→ **Data entries for graphics**:
★ ★ ★ ★ ★ ★ ★

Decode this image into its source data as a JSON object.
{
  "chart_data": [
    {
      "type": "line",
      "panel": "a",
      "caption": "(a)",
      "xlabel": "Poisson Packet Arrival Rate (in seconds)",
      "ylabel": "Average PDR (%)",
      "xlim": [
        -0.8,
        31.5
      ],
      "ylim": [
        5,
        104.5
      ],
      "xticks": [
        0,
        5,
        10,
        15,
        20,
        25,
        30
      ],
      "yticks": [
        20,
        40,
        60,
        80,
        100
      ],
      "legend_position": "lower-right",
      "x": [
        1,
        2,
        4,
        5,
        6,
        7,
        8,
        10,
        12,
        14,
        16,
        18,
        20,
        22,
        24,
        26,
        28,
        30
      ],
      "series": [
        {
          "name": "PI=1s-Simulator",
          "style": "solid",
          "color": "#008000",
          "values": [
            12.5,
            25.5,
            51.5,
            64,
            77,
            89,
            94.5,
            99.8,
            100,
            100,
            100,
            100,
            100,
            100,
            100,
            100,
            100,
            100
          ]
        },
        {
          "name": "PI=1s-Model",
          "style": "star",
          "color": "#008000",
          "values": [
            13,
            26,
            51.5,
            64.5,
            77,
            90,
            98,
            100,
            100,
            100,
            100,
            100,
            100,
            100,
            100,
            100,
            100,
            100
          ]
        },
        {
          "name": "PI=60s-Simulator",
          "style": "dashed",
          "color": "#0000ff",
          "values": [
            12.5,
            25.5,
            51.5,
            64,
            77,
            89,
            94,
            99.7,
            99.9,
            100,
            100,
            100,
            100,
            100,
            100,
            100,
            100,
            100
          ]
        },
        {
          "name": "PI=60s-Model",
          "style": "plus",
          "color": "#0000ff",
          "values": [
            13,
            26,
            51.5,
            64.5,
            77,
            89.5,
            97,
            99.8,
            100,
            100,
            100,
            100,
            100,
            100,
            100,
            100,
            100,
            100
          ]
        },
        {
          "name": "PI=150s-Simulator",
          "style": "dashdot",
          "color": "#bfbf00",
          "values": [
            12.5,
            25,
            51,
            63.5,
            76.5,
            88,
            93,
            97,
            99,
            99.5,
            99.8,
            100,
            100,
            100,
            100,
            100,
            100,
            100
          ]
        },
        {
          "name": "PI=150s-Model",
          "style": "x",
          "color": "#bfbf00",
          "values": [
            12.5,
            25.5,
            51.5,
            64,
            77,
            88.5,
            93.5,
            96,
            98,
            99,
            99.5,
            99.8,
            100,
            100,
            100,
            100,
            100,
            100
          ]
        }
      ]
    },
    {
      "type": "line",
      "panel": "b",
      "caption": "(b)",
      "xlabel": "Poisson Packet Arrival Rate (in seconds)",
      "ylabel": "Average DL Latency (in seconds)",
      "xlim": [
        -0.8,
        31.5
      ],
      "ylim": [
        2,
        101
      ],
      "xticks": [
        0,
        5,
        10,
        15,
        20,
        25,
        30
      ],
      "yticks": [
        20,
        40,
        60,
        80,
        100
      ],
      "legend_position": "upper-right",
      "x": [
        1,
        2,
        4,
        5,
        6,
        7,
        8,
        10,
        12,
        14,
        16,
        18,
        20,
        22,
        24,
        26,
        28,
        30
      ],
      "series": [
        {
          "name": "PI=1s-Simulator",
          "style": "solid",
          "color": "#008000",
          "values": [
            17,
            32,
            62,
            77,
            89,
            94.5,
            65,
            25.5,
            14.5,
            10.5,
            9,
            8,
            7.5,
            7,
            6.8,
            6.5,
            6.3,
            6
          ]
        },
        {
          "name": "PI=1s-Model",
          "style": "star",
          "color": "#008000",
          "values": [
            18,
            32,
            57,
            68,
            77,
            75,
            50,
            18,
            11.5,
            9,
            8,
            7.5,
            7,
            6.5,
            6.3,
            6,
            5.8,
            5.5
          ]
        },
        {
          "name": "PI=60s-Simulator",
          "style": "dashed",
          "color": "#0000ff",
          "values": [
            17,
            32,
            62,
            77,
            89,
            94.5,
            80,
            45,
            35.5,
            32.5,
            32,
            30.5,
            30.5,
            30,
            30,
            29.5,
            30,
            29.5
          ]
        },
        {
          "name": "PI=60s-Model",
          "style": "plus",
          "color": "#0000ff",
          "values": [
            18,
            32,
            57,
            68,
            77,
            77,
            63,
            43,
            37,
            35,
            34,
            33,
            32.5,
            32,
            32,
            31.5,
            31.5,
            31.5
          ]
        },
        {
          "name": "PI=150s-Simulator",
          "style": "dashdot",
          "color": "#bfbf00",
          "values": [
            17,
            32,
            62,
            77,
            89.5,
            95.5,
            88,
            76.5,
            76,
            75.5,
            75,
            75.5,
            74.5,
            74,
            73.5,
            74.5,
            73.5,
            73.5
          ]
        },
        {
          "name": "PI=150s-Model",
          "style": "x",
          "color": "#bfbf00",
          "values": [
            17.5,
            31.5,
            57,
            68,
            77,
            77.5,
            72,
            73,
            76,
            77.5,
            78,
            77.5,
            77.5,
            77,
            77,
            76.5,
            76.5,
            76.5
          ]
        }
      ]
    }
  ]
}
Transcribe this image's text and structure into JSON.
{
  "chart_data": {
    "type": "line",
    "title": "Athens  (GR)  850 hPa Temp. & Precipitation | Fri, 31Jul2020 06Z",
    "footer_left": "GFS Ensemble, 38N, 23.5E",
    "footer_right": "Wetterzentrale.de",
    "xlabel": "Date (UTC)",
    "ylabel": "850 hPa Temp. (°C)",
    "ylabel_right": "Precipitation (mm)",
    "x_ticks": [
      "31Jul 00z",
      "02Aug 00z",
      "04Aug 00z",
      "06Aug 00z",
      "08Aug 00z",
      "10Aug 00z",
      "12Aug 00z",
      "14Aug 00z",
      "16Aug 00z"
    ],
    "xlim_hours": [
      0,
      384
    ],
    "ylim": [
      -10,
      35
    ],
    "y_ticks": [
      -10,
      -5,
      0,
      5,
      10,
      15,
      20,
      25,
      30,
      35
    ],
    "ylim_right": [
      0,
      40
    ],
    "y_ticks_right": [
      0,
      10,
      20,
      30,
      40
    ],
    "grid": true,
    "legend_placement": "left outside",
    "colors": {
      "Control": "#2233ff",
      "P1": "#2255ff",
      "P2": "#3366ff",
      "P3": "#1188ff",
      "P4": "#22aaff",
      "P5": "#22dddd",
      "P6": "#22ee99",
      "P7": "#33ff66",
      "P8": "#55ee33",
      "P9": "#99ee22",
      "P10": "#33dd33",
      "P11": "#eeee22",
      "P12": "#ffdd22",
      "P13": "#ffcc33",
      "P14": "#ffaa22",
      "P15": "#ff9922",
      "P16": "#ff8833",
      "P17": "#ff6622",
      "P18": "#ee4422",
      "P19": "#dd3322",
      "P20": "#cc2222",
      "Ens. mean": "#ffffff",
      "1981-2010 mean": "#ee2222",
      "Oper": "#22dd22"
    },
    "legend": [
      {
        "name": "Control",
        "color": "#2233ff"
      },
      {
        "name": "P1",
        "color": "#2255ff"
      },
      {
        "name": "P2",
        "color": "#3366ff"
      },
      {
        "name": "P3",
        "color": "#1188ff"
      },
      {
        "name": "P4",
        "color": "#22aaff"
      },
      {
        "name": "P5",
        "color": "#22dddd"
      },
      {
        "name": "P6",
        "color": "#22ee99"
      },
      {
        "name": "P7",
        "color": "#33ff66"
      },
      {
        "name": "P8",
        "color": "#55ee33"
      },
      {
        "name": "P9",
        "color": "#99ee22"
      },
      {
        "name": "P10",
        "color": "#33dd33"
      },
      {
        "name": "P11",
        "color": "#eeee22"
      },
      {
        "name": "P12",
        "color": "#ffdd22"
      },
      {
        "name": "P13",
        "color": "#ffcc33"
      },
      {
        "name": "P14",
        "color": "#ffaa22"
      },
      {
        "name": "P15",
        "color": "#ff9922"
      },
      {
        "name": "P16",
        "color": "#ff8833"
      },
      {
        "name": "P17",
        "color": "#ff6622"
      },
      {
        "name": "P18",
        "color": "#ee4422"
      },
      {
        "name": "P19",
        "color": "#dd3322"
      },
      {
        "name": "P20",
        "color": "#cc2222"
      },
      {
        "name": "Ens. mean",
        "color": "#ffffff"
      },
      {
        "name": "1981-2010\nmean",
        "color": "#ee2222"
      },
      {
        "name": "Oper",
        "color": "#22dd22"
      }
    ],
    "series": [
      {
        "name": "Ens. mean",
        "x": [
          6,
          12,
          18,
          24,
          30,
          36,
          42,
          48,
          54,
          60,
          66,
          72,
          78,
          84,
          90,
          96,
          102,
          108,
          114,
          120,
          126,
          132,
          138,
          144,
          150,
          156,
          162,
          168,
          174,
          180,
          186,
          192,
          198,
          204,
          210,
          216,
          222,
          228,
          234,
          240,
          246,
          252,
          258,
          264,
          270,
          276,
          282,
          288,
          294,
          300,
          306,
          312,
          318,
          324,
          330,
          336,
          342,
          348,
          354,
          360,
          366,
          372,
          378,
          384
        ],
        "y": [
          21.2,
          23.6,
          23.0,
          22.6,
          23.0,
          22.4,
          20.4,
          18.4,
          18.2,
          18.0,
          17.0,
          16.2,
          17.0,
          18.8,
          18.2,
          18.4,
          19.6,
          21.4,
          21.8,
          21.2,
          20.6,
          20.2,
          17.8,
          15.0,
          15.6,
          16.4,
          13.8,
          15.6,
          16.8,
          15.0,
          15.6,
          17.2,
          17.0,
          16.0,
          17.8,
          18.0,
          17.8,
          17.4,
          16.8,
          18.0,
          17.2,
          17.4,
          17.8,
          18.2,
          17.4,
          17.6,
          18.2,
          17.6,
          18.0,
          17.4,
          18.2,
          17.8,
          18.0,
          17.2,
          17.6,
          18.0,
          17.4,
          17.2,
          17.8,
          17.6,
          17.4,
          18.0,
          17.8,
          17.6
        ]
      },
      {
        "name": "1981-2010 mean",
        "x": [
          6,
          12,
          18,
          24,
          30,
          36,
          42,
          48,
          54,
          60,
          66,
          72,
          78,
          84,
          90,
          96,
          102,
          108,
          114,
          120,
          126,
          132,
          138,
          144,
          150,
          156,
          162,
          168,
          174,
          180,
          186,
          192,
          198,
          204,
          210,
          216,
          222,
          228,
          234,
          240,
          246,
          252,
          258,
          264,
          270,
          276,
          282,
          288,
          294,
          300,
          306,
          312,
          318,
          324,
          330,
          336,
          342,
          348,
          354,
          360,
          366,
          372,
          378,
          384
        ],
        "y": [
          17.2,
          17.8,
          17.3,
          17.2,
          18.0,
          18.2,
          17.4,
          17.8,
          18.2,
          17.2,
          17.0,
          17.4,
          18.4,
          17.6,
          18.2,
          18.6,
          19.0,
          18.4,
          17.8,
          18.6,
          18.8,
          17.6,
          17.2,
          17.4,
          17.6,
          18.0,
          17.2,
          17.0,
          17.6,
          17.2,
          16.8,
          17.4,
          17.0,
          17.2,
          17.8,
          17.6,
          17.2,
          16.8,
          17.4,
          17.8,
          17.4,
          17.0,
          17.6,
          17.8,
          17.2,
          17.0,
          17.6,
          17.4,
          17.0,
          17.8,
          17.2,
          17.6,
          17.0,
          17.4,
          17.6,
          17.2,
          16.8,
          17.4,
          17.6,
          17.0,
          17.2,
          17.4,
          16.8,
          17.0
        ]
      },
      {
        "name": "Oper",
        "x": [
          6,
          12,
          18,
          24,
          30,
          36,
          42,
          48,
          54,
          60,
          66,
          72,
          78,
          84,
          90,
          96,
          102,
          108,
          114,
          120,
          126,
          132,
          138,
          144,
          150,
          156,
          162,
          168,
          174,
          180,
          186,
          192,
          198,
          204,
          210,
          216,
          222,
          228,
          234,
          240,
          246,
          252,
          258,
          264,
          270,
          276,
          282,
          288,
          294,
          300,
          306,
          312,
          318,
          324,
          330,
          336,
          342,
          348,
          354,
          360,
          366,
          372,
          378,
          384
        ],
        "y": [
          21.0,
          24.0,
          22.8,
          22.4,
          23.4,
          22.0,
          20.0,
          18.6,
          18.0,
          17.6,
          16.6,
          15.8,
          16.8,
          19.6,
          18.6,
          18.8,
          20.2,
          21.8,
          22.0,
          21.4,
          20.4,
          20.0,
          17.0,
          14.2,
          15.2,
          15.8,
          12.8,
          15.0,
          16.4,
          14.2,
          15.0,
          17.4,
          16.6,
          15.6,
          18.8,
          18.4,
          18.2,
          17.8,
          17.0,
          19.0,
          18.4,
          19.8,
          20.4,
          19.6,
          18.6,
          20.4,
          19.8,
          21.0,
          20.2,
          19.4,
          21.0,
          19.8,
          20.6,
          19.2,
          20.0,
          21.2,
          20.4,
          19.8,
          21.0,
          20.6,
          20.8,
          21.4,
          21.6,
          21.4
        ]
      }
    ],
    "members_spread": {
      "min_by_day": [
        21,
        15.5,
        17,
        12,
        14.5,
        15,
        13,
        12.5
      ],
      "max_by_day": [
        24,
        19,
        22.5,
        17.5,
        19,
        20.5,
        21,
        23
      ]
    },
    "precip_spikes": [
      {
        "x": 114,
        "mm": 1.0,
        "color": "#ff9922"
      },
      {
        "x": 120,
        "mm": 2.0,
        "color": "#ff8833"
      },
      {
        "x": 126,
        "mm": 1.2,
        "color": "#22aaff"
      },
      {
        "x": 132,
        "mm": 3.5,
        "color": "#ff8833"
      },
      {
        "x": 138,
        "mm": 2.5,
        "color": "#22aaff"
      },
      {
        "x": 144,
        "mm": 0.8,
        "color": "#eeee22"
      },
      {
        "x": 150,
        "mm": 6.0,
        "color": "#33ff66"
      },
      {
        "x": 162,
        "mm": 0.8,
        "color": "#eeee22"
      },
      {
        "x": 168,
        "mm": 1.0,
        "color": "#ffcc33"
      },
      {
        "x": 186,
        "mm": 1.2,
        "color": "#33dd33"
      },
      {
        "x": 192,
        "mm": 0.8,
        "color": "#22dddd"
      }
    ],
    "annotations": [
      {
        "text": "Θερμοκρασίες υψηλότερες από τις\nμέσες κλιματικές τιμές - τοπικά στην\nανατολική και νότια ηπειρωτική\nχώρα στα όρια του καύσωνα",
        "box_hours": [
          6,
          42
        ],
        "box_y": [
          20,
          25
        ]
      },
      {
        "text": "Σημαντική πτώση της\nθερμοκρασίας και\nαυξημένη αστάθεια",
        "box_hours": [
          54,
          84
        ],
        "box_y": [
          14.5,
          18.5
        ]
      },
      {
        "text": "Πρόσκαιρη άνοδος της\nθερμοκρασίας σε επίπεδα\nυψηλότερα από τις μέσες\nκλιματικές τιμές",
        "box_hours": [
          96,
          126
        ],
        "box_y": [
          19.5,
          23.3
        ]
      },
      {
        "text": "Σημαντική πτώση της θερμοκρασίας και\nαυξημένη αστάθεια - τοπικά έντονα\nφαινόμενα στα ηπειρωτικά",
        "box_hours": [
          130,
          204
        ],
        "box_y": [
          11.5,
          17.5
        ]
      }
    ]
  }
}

★ ★ ★ ★ ★ ★ ★

→ **Goal**: Of the lines above, copy each that contains "JSON".

→ **Expected answer**:
Decode this image into its source data as a JSON object.
Transcribe this image's text and structure into JSON.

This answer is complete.